REQUIRED WORK: Reproduce the listing that follows with no differences at all.

MATERIAL SUPPLIED:
________________________

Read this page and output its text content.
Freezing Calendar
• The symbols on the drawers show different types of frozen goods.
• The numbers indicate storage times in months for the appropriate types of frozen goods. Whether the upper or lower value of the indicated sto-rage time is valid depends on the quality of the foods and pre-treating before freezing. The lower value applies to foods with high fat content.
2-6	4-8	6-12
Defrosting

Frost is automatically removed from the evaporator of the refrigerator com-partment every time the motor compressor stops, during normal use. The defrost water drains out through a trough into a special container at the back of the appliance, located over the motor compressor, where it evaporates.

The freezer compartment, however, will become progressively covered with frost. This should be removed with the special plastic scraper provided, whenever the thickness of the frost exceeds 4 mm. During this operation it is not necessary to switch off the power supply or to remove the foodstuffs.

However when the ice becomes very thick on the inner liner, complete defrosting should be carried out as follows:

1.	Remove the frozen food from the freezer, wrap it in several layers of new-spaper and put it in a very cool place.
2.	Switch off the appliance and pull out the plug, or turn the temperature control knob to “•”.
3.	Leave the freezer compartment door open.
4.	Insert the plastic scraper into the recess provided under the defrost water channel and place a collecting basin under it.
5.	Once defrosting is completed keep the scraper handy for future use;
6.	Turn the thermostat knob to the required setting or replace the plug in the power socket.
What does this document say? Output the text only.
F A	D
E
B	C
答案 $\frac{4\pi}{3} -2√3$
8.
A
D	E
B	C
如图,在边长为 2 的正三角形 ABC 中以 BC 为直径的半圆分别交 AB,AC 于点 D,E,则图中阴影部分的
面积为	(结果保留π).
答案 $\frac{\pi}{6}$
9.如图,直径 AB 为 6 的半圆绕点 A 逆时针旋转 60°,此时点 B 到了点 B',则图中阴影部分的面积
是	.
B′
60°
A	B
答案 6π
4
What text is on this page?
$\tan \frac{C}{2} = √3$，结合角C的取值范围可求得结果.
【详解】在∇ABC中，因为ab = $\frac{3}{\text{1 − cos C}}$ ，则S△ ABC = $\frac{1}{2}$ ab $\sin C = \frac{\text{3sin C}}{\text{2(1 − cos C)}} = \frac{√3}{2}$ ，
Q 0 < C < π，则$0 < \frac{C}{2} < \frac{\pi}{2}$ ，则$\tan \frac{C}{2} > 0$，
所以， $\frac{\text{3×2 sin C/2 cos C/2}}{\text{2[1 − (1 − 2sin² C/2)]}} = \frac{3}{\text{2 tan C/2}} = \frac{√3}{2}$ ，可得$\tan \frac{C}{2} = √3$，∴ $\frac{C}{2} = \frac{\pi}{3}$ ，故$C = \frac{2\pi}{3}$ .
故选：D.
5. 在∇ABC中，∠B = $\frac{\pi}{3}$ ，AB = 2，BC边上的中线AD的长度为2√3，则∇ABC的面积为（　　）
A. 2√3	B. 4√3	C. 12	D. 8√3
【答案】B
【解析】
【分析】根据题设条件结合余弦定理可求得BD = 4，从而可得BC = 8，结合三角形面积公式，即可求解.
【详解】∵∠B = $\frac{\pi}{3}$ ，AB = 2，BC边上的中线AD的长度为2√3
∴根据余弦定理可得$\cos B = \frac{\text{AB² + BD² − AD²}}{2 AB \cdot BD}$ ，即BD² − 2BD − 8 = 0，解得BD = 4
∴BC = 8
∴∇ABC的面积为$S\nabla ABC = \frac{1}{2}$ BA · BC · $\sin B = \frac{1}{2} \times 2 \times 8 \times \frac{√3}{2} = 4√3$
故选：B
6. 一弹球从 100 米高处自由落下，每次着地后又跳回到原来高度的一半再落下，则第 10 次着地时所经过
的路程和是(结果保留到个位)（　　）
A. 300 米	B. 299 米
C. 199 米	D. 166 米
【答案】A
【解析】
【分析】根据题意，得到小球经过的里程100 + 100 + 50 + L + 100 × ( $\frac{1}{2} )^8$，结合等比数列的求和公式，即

________________________

RESPONSE FOR THIS EXERCISE:
Read this page and output its text content.
Freezing Calendar
• The symbols on the drawers show different types of frozen goods.
• The numbers indicate storage times in months for the appropriate types of frozen goods. Whether the upper or lower value of the indicated sto-rage time is valid depends on the quality of the foods and pre-treating before freezing. The lower value applies to foods with high fat content.
2-6	4-8	6-12
Defrosting

Frost is automatically removed from the evaporator of the refrigerator com-partment every time the motor compressor stops, during normal use. The defrost water drains out through a trough into a special container at the back of the appliance, located over the motor compressor, where it evaporates.

The freezer compartment, however, will become progressively covered with frost. This should be removed with the special plastic scraper provided, whenever the thickness of the frost exceeds 4 mm. During this operation it is not necessary to switch off the power supply or to remove the foodstuffs.

However when the ice becomes very thick on the inner liner, complete defrosting should be carried out as follows:

1.	Remove the frozen food from the freezer, wrap it in several layers of new-spaper and put it in a very cool place.
2.	Switch off the appliance and pull out the plug, or turn the temperature control knob to “•”.
3.	Leave the freezer compartment door open.
4.	Insert the plastic scraper into the recess provided under the defrost water channel and place a collecting basin under it.
5.	Once defrosting is completed keep the scraper handy for future use;
6.	Turn the thermostat knob to the required setting or replace the plug in the power socket.
What does this document say? Output the text only.
F A	D
E
B	C
答案 $\frac{4\pi}{3} -2√3$
8.
A
D	E
B	C
如图,在边长为 2 的正三角形 ABC 中以 BC 为直径的半圆分别交 AB,AC 于点 D,E,则图中阴影部分的
面积为	(结果保留π).
答案 $\frac{\pi}{6}$
9.如图,直径 AB 为 6 的半圆绕点 A 逆时针旋转 60°,此时点 B 到了点 B',则图中阴影部分的面积
是	.
B′
60°
A	B
答案 6π
4
What text is on this page?
$\tan \frac{C}{2} = √3$，结合角C的取值范围可求得结果.
【详解】在∇ABC中，因为ab = $\frac{3}{\text{1 − cos C}}$ ，则S△ ABC = $\frac{1}{2}$ ab $\sin C = \frac{\text{3sin C}}{\text{2(1 − cos C)}} = \frac{√3}{2}$ ，
Q 0 < C < π，则$0 < \frac{C}{2} < \frac{\pi}{2}$ ，则$\tan \frac{C}{2} > 0$，
所以， $\frac{\text{3×2 sin C/2 cos C/2}}{\text{2[1 − (1 − 2sin² C/2)]}} = \frac{3}{\text{2 tan C/2}} = \frac{√3}{2}$ ，可得$\tan \frac{C}{2} = √3$，∴ $\frac{C}{2} = \frac{\pi}{3}$ ，故$C = \frac{2\pi}{3}$ .
故选：D.
5. 在∇ABC中，∠B = $\frac{\pi}{3}$ ，AB = 2，BC边上的中线AD的长度为2√3，则∇ABC的面积为（　　）
A. 2√3	B. 4√3	C. 12	D. 8√3
【答案】B
【解析】
【分析】根据题设条件结合余弦定理可求得BD = 4，从而可得BC = 8，结合三角形面积公式，即可求解.
【详解】∵∠B = $\frac{\pi}{3}$ ，AB = 2，BC边上的中线AD的长度为2√3
∴根据余弦定理可得$\cos B = \frac{\text{AB² + BD² − AD²}}{2 AB \cdot BD}$ ，即BD² − 2BD − 8 = 0，解得BD = 4
∴BC = 8
∴∇ABC的面积为$S\nabla ABC = \frac{1}{2}$ BA · BC · $\sin B = \frac{1}{2} \times 2 \times 8 \times \frac{√3}{2} = 4√3$
故选：B
6. 一弹球从 100 米高处自由落下，每次着地后又跳回到原来高度的一半再落下，则第 10 次着地时所经过
的路程和是(结果保留到个位)（　　）
A. 300 米	B. 299 米
C. 199 米	D. 166 米
【答案】A
【解析】
【分析】根据题意，得到小球经过的里程100 + 100 + 50 + L + 100 × ( $\frac{1}{2} )^8$，结合等比数列的求和公式，即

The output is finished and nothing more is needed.